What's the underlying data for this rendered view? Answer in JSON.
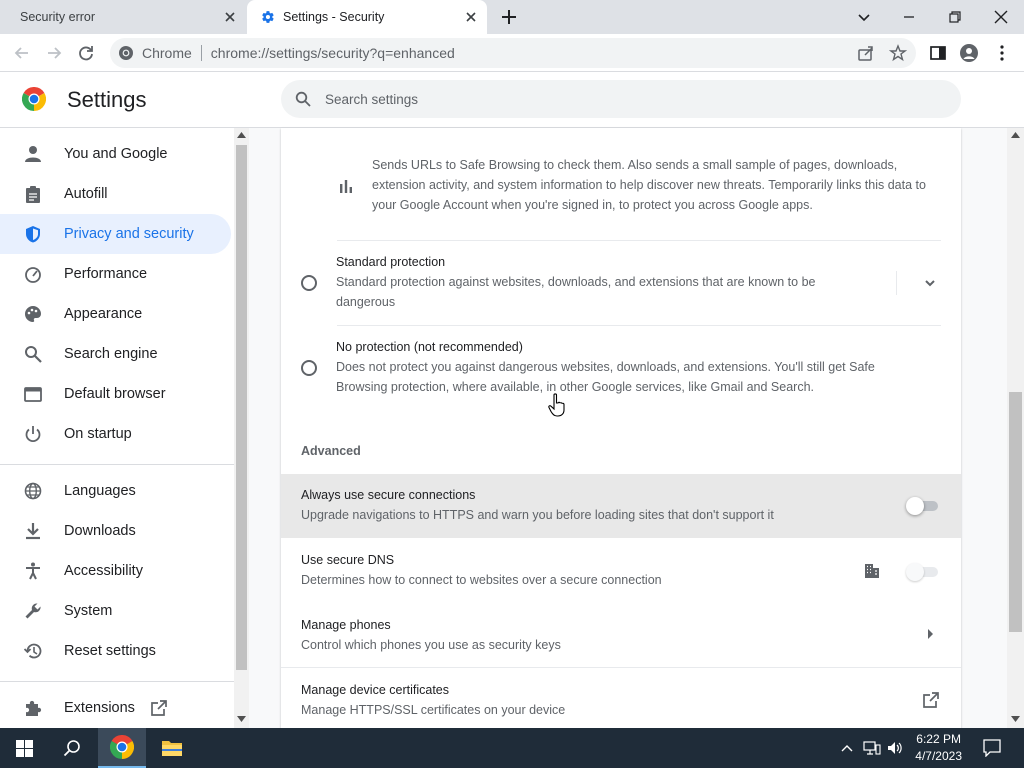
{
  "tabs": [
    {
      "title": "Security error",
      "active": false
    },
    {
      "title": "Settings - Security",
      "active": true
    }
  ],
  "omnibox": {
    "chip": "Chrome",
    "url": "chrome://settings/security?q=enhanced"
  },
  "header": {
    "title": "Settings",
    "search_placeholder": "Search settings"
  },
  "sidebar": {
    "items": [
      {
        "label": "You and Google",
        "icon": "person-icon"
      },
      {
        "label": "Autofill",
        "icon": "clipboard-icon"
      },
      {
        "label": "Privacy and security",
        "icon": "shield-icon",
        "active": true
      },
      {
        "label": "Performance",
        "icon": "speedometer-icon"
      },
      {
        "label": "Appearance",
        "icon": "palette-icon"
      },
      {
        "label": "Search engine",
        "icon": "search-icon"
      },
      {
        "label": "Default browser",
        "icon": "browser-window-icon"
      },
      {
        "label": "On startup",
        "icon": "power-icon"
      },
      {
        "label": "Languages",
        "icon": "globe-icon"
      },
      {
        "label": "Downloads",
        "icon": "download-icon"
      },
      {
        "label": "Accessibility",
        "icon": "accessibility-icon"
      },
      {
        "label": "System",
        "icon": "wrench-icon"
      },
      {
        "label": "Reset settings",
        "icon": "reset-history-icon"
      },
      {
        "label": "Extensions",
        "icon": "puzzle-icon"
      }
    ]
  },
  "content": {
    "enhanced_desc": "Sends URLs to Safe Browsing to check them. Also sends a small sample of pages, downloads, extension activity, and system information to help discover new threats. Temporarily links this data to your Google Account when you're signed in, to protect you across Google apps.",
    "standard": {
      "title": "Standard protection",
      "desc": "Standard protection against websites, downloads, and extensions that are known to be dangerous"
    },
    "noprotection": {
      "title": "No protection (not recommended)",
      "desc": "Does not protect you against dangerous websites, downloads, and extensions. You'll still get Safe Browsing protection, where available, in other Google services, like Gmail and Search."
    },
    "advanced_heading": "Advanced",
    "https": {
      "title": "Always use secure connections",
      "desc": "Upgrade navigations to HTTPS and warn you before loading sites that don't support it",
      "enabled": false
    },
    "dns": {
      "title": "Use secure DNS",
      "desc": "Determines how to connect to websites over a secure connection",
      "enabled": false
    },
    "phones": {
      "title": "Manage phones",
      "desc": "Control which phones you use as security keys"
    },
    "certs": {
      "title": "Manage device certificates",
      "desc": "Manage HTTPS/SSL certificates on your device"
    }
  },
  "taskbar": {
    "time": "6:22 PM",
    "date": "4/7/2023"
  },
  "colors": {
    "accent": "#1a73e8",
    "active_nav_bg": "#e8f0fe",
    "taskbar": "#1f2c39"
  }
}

* * *

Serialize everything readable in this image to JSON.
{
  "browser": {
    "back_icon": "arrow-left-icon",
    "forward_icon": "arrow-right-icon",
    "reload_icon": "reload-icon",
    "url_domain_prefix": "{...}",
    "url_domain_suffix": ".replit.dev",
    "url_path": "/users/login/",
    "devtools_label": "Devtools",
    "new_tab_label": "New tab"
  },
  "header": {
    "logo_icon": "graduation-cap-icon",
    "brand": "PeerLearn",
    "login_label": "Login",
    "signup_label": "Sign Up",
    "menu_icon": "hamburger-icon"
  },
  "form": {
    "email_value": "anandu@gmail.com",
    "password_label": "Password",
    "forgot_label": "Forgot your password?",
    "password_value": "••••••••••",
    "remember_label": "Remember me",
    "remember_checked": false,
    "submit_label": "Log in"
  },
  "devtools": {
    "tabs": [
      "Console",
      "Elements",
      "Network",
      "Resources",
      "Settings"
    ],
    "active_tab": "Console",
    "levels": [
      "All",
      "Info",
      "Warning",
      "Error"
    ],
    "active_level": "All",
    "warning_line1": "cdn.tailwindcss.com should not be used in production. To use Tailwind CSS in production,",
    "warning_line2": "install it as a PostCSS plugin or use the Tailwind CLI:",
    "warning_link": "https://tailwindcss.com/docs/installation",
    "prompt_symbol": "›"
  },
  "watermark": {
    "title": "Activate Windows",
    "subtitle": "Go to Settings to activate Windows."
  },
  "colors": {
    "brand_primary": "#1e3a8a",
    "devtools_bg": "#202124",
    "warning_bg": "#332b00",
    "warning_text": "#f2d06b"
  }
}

---

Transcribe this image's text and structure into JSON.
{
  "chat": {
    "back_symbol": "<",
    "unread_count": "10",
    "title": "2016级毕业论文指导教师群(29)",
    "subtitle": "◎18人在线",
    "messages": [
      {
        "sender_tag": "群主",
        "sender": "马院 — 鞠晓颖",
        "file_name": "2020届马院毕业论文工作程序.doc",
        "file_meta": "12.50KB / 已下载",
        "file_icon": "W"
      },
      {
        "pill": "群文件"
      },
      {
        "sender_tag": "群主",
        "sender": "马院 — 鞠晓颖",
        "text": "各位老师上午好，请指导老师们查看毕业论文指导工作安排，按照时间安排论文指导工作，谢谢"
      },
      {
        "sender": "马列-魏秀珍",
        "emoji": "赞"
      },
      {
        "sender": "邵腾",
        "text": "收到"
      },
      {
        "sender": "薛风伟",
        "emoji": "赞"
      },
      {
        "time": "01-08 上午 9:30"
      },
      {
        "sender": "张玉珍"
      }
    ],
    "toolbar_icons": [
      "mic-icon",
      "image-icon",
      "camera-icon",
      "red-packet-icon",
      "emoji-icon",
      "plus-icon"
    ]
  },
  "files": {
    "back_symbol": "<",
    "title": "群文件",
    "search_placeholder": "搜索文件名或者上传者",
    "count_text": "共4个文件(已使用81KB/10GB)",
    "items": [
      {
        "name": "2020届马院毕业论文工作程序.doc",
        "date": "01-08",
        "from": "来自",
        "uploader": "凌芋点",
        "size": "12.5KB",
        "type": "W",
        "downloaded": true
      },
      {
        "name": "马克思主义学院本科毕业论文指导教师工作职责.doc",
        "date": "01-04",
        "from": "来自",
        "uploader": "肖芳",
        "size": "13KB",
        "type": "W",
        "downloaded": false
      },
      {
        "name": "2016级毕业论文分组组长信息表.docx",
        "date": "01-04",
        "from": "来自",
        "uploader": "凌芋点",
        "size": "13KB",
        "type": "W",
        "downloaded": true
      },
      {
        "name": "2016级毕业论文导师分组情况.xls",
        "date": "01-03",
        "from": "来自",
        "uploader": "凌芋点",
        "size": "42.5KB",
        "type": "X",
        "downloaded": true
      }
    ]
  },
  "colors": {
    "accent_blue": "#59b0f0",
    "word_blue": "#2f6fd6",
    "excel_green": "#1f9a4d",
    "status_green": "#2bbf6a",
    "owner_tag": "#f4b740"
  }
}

Your goal:
Take every line that includes the string "size" and copy it.

Output for this task:
        "size": "12.5KB",
        "size": "13KB",
        "size": "13KB",
        "size": "42.5KB",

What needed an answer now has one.